* BEGIN *

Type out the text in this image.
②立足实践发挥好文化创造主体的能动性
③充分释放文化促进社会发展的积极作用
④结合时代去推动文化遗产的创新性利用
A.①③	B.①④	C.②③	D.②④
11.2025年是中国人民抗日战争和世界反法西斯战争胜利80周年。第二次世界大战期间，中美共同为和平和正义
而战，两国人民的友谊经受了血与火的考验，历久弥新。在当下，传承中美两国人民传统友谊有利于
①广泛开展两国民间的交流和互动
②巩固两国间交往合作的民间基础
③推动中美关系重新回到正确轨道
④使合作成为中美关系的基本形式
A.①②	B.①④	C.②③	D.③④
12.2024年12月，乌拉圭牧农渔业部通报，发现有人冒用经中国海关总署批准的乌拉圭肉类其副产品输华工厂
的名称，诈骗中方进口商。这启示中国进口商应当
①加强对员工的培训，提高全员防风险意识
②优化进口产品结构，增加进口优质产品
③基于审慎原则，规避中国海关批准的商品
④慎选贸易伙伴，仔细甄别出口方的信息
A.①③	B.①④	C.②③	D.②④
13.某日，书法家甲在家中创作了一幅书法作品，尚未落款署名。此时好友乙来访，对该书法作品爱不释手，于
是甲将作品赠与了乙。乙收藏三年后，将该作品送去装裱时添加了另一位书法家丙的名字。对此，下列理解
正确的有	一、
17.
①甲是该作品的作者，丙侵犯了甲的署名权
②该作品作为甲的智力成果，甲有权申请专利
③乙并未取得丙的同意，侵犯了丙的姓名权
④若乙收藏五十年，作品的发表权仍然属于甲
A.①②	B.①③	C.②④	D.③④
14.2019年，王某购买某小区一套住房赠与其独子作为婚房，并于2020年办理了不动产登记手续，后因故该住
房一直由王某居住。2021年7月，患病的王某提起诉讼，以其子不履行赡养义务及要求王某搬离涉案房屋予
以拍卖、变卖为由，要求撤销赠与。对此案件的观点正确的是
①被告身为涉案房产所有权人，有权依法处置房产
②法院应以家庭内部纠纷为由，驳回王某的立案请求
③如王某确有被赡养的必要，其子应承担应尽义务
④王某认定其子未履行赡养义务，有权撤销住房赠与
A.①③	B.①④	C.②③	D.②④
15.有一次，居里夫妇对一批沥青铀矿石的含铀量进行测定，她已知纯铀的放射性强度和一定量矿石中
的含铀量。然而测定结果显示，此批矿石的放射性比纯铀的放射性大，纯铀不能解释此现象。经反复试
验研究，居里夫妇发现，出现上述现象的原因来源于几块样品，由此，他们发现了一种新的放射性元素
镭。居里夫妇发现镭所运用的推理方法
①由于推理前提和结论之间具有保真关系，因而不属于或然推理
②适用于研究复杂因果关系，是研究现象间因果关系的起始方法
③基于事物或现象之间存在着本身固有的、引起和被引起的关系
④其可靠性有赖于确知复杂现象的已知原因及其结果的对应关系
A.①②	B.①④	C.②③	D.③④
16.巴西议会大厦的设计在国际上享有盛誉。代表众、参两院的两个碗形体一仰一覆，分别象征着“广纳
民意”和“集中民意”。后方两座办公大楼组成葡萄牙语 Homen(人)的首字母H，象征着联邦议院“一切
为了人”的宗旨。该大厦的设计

* END *
* BEGIN *

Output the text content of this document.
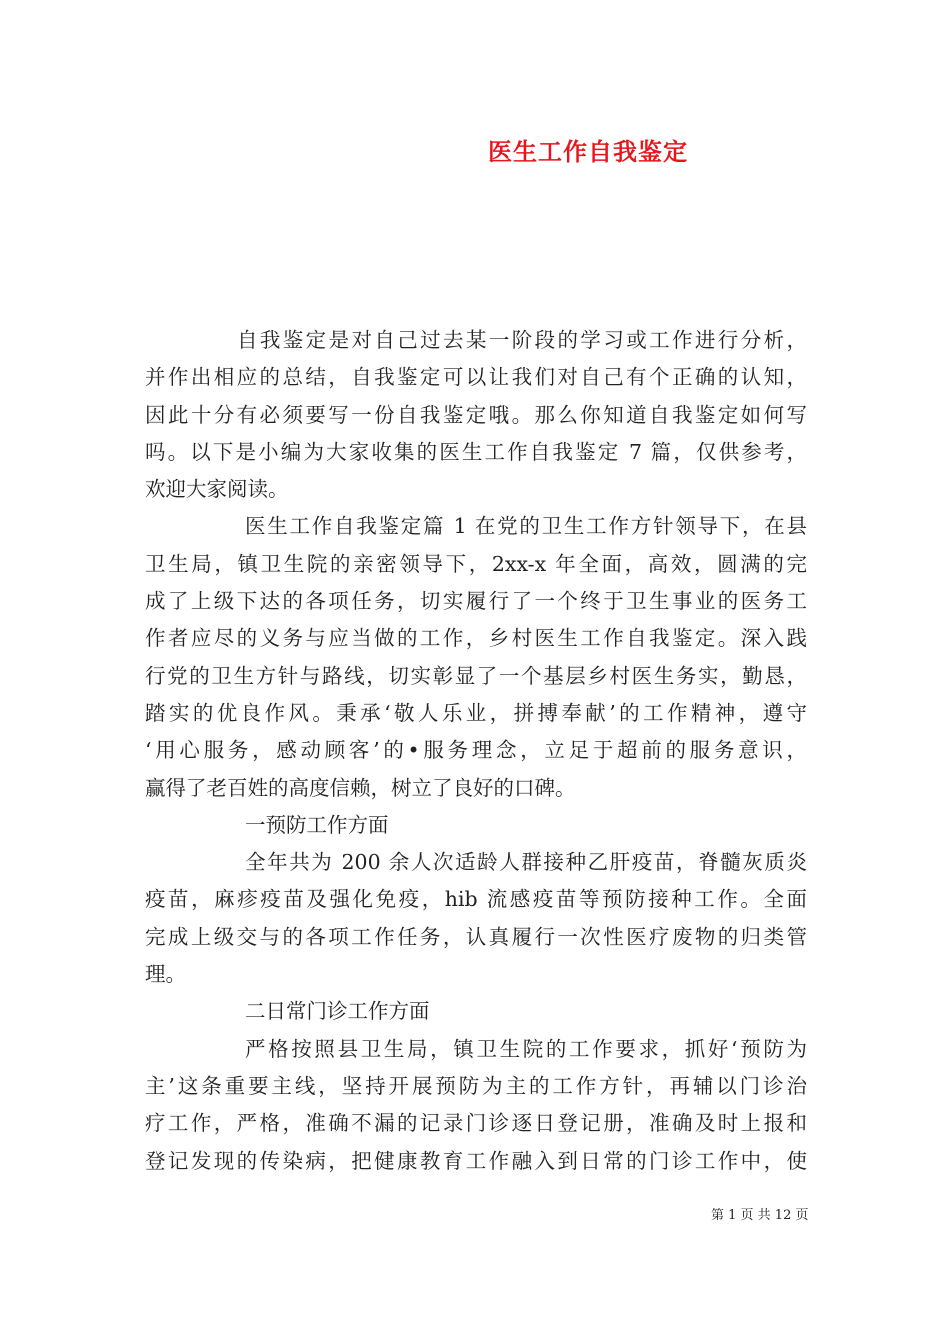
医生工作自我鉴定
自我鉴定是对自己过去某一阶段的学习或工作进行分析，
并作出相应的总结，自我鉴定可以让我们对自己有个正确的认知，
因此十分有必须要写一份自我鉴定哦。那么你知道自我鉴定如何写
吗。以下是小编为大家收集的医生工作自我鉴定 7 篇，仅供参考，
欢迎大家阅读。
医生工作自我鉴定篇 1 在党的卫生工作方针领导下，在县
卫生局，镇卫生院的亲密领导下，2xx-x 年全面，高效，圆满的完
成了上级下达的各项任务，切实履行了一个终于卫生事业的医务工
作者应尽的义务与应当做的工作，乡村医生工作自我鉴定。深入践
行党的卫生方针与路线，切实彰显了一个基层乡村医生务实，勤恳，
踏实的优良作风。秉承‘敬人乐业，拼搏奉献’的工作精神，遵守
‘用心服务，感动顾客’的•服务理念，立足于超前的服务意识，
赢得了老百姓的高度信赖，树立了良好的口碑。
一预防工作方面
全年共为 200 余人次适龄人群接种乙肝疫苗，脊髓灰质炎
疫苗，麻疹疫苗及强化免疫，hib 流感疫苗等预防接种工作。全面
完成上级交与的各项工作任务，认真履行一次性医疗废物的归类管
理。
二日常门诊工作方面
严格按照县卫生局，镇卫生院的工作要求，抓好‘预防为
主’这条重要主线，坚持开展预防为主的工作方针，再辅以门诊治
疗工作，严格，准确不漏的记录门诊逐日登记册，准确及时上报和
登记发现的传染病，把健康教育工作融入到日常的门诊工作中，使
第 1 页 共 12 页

* END *

## [Given request]
What is the number of lines in these records that contain "this"? Reply with the number only.

## [Expected answer]
2